• _Given exercise_: Copy every line of the records below where the word "Length" occurs.
-- begin --
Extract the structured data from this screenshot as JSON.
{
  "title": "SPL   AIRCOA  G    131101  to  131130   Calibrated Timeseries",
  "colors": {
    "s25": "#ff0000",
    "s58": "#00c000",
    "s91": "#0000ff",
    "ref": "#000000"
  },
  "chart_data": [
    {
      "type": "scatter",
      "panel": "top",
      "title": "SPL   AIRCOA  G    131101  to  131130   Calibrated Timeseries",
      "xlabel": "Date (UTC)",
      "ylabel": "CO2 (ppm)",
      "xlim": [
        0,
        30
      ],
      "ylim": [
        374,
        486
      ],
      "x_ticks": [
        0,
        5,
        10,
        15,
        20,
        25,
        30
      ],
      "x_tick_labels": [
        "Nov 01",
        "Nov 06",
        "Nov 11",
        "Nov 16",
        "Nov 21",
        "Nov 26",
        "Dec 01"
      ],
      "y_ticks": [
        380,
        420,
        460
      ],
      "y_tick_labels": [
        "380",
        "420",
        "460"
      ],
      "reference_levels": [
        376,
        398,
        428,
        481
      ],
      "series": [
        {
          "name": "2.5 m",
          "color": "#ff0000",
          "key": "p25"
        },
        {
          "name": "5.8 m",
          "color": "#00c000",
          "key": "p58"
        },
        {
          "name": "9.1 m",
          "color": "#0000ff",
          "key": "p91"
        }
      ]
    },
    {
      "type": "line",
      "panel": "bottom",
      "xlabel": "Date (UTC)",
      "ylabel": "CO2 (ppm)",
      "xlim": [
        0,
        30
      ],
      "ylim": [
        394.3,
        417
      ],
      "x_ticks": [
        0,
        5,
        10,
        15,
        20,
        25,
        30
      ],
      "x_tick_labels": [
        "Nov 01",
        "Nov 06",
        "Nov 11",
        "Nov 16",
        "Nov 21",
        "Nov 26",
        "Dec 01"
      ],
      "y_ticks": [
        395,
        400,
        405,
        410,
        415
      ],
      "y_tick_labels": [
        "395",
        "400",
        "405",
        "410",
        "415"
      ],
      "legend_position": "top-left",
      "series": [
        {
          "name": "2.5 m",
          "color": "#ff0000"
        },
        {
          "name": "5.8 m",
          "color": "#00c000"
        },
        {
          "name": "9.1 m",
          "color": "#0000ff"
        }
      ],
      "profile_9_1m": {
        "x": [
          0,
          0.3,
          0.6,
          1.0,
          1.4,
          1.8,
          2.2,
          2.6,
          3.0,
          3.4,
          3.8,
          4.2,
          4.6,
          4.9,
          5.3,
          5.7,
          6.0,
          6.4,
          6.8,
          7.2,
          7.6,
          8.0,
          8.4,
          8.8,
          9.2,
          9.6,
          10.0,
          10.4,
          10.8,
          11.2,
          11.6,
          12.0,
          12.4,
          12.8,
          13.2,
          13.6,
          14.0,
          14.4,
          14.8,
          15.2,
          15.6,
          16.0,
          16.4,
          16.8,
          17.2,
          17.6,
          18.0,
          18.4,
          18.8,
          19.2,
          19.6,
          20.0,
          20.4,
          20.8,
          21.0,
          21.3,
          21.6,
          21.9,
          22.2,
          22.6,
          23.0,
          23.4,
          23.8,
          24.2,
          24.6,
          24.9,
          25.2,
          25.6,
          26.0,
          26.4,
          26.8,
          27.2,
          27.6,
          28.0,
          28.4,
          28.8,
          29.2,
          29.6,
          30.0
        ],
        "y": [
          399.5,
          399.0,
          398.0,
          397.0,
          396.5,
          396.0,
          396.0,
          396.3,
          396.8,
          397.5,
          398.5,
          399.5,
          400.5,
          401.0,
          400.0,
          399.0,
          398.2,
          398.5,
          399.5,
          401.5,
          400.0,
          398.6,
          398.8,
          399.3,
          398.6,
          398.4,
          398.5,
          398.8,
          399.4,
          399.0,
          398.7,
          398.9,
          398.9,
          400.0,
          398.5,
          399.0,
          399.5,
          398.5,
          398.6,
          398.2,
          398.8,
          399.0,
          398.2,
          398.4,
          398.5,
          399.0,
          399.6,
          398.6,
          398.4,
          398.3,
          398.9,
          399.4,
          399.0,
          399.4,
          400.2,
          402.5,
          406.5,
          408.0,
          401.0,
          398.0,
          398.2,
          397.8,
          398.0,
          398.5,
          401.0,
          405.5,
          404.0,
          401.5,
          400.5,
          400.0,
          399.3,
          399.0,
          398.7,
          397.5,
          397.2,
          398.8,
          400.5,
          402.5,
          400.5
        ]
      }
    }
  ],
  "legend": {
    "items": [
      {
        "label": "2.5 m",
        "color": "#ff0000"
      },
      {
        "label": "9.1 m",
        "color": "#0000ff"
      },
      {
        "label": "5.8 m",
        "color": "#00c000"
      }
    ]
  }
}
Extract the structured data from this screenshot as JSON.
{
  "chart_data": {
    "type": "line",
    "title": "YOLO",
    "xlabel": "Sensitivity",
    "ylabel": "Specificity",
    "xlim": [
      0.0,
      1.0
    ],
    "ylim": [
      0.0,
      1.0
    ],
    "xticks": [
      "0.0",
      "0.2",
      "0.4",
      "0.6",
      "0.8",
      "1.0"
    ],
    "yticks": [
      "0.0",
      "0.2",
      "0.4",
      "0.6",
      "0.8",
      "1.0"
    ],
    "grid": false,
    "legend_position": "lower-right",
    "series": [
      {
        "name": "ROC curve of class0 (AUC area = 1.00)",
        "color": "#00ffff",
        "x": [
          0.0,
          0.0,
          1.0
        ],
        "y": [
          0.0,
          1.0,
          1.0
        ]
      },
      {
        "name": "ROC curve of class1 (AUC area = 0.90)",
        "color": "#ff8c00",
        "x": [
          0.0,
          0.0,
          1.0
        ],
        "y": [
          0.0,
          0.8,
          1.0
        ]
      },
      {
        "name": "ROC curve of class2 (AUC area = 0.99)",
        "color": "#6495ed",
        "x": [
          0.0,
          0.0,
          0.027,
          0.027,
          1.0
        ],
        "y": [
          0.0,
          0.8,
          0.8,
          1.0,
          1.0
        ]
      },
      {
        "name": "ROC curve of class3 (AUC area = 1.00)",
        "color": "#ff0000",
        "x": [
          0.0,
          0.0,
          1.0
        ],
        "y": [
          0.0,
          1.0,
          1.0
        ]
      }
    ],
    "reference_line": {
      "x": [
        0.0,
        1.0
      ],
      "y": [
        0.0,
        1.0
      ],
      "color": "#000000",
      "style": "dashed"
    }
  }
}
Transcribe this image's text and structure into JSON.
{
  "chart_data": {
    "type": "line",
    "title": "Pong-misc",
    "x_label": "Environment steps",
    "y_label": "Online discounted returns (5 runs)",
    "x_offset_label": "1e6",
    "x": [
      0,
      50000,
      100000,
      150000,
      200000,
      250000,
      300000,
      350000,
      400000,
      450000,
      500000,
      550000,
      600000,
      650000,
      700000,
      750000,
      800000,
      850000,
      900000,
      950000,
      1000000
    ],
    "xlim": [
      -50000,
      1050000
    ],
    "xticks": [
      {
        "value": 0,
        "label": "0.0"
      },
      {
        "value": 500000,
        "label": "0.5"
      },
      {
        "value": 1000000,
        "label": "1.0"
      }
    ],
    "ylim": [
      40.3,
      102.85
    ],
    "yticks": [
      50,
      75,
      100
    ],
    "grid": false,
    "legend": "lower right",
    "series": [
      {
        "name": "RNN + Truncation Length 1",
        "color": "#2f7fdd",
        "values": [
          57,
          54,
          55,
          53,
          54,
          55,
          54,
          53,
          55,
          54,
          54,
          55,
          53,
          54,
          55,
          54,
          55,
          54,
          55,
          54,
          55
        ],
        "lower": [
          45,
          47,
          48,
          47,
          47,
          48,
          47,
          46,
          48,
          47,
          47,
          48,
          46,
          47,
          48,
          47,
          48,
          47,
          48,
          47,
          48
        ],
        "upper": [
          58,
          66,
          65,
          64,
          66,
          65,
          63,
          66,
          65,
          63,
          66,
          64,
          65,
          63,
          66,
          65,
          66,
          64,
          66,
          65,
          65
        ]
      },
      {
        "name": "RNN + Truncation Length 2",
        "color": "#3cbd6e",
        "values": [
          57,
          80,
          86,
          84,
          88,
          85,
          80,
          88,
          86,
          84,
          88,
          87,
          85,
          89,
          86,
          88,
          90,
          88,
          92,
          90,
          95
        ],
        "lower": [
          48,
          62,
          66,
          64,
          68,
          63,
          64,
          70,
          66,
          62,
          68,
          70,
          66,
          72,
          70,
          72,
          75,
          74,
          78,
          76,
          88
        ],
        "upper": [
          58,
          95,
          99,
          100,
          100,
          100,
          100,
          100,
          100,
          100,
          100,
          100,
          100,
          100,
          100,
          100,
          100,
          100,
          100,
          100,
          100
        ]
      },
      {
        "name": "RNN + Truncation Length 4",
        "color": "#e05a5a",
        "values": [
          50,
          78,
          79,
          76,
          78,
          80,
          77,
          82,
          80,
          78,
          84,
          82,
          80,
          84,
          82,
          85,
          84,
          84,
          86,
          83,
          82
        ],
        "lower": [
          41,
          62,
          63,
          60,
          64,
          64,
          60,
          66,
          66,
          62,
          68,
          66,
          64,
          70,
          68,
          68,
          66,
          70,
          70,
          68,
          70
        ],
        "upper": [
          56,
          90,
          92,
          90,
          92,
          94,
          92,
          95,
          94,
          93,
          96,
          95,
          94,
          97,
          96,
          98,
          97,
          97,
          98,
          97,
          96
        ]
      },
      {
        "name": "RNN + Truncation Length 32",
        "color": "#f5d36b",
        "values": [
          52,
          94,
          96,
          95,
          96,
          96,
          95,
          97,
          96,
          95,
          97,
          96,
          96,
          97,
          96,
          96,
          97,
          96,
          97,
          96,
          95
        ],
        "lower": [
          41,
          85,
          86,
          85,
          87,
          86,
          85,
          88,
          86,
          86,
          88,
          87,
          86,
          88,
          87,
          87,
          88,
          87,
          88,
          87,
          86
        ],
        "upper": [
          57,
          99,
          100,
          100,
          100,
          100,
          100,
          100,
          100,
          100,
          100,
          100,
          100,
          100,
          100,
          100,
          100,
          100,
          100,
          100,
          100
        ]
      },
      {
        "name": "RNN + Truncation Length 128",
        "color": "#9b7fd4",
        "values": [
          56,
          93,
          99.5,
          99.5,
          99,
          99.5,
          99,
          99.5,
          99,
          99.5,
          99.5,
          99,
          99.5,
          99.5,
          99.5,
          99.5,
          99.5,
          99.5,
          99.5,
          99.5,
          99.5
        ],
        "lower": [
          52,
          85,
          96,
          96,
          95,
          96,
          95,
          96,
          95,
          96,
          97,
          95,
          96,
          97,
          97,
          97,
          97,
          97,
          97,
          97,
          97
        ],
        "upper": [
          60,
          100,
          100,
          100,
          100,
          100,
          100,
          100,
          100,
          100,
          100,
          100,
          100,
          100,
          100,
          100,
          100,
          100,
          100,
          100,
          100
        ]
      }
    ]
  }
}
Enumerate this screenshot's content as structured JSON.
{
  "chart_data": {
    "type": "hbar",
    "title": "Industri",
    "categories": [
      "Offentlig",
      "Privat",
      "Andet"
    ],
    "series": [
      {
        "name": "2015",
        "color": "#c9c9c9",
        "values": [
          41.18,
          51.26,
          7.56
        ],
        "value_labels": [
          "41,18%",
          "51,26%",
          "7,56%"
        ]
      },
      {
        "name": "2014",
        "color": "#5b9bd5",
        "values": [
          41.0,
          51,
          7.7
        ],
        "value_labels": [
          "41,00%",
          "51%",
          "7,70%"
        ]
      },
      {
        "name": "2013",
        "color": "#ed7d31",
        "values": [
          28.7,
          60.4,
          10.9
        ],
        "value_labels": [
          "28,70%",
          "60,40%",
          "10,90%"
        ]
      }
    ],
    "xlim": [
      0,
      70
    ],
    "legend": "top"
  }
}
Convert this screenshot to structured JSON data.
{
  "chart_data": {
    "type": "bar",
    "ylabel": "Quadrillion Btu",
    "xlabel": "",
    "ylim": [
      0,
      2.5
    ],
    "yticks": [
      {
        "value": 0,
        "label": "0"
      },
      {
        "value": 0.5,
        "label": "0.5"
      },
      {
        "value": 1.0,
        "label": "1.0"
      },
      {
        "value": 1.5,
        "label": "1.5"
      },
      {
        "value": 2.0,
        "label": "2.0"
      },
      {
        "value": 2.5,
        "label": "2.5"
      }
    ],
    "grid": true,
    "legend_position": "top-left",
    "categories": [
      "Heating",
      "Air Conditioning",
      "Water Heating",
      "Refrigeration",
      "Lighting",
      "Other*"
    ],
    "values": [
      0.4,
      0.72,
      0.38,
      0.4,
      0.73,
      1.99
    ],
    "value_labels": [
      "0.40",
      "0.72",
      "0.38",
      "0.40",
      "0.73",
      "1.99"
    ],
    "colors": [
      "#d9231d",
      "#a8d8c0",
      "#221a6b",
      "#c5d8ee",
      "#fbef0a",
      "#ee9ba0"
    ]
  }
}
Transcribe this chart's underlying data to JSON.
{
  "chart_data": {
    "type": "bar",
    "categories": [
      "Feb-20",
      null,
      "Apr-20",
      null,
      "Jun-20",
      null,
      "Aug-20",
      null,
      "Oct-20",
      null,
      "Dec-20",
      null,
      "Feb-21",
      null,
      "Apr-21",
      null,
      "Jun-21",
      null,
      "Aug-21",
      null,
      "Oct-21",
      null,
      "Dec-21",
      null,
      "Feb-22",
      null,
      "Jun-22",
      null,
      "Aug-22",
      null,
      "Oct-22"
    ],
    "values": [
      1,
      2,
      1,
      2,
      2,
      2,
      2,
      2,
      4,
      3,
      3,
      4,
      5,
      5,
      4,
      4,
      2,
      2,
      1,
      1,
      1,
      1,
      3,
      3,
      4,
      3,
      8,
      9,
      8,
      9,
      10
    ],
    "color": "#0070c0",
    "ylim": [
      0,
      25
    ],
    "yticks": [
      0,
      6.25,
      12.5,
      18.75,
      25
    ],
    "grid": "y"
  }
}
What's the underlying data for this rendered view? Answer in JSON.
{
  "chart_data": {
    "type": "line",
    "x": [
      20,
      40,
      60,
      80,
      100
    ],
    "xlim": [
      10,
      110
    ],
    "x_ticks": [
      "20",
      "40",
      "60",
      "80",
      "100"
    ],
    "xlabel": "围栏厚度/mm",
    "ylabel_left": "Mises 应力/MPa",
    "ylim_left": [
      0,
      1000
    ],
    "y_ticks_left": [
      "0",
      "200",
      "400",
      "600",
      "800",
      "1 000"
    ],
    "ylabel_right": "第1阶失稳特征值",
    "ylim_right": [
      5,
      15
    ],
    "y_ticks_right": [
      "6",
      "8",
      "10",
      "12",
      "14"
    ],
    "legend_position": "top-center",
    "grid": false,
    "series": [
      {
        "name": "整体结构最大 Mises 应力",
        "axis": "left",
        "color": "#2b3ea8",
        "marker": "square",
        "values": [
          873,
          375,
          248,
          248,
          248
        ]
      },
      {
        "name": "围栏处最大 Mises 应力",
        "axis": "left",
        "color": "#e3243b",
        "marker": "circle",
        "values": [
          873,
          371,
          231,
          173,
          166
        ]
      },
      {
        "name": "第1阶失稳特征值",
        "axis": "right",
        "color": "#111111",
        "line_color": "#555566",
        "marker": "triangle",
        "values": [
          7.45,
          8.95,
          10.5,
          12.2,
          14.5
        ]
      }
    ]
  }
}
-- end --
• _Answer_:
        "name": "RNN + Truncation Length 1",
        "name": "RNN + Truncation Length 2",
        "name": "RNN + Truncation Length 4",
        "name": "RNN + Truncation Length 32",
        "name": "RNN + Truncation Length 128",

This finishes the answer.